— Exercise requirements —
In the records that follow, locate every line with "this" and extract it.

— Supplied material —
# # #

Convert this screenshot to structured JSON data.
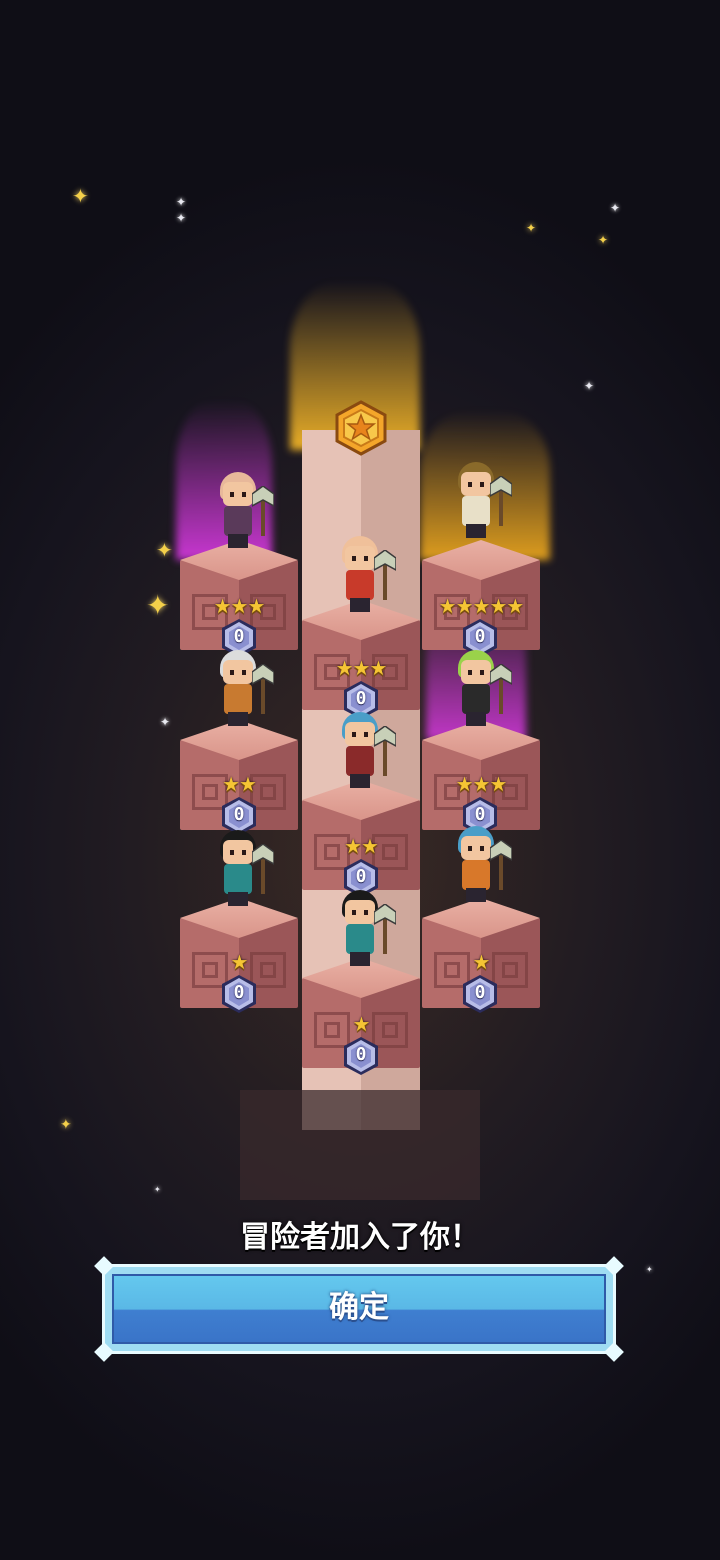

# # #

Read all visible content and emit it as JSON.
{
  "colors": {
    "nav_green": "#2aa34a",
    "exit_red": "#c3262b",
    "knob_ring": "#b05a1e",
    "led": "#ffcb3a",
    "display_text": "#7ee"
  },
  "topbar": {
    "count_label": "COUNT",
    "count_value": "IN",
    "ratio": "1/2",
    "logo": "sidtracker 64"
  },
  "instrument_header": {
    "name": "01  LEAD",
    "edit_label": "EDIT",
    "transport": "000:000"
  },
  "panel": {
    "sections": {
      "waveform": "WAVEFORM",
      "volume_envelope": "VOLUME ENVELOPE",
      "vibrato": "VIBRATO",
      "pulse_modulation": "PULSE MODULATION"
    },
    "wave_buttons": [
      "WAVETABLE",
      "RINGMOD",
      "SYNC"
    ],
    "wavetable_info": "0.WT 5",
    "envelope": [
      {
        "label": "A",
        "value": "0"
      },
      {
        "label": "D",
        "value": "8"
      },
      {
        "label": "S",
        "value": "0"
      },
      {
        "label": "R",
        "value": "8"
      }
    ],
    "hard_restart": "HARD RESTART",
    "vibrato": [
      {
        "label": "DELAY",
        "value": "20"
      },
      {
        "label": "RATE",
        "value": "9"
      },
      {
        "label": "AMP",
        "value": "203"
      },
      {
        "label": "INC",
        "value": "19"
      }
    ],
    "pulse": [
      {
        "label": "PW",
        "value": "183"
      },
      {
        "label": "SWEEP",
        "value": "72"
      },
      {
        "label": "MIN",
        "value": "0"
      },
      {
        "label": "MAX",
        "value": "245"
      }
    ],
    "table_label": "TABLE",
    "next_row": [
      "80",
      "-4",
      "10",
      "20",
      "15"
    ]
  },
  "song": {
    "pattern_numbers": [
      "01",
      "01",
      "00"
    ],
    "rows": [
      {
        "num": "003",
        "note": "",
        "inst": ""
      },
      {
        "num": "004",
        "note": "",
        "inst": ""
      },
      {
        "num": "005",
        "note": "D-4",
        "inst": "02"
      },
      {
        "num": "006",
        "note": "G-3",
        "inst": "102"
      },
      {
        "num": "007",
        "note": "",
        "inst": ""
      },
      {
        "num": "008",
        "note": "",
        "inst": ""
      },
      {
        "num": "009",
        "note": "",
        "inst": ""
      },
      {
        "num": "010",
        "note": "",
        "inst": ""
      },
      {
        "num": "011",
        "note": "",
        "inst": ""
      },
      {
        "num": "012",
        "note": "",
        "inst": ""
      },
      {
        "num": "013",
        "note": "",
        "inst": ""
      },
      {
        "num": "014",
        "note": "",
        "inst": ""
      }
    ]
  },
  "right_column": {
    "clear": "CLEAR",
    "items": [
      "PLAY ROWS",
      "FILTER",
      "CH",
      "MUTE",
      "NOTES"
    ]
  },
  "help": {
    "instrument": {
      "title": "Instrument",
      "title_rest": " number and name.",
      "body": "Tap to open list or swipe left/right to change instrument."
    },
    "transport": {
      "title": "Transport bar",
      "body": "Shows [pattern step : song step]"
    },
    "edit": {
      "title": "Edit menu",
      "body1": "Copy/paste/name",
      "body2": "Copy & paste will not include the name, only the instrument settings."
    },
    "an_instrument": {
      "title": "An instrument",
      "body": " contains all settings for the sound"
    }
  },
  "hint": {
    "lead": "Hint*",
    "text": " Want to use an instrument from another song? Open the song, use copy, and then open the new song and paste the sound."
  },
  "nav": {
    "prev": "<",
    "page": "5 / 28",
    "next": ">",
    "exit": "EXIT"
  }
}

# # #

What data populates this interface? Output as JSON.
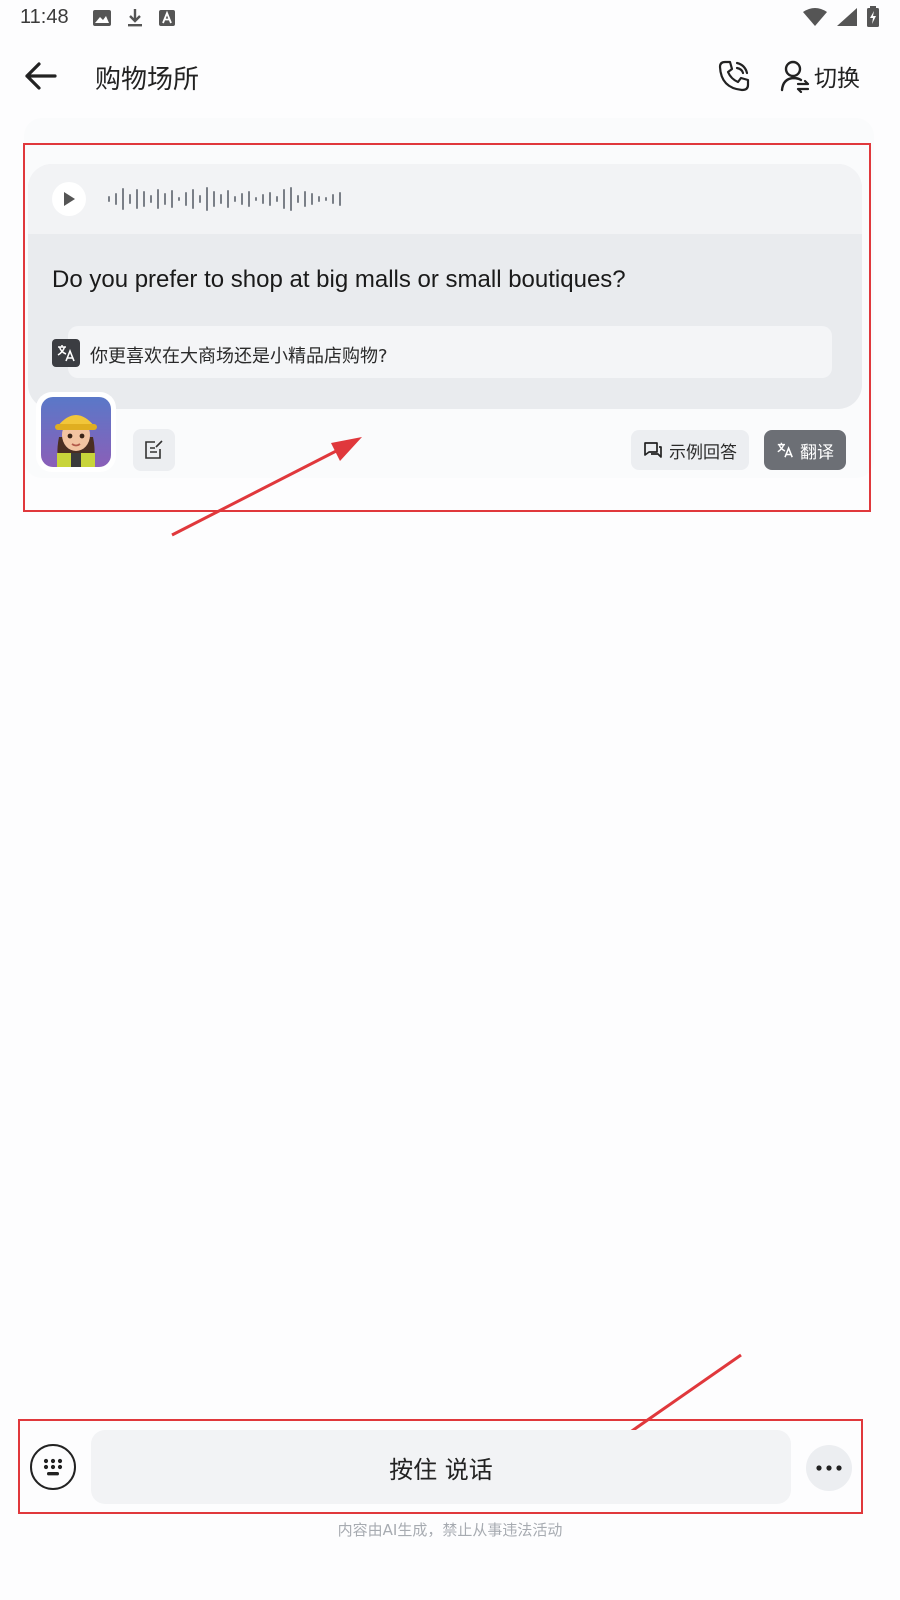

# # #

— Written solution —
Convert this screenshot to structured JSON data.
What data populates this interface? Output as JSON.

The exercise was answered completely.